- [To do]
Collect from the data below each line with "исследования".

- [Material provided]
◆ ◆ ◆ ◆ ◆ ◆ ◆
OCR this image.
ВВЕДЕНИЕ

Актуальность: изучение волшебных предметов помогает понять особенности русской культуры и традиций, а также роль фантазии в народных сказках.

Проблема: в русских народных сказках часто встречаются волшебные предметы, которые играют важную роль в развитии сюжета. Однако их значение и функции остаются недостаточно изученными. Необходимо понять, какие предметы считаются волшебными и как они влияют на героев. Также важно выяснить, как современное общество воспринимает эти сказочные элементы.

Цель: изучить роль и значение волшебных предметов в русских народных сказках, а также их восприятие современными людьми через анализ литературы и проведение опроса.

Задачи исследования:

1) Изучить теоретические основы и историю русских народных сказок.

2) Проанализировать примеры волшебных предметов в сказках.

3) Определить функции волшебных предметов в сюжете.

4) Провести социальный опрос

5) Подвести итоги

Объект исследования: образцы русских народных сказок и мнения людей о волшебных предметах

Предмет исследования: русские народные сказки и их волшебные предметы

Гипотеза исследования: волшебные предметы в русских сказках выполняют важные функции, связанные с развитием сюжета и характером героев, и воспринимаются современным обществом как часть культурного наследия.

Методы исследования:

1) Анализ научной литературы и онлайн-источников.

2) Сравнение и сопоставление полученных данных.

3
◆ ◆ ◆ ◆ ◆ ◆ ◆
- [Reply to the exercise]
Задачи исследования:
Объект исследования: образцы русских народных сказок и мнения людей о волшебных предметах
Предмет исследования: русские народные сказки и их волшебные предметы
Гипотеза исследования: волшебные предметы в русских сказках выполняют важные функции, связанные с развитием сюжета и характером героев, и воспринимаются современным обществом как часть культурного наследия.
Методы исследования:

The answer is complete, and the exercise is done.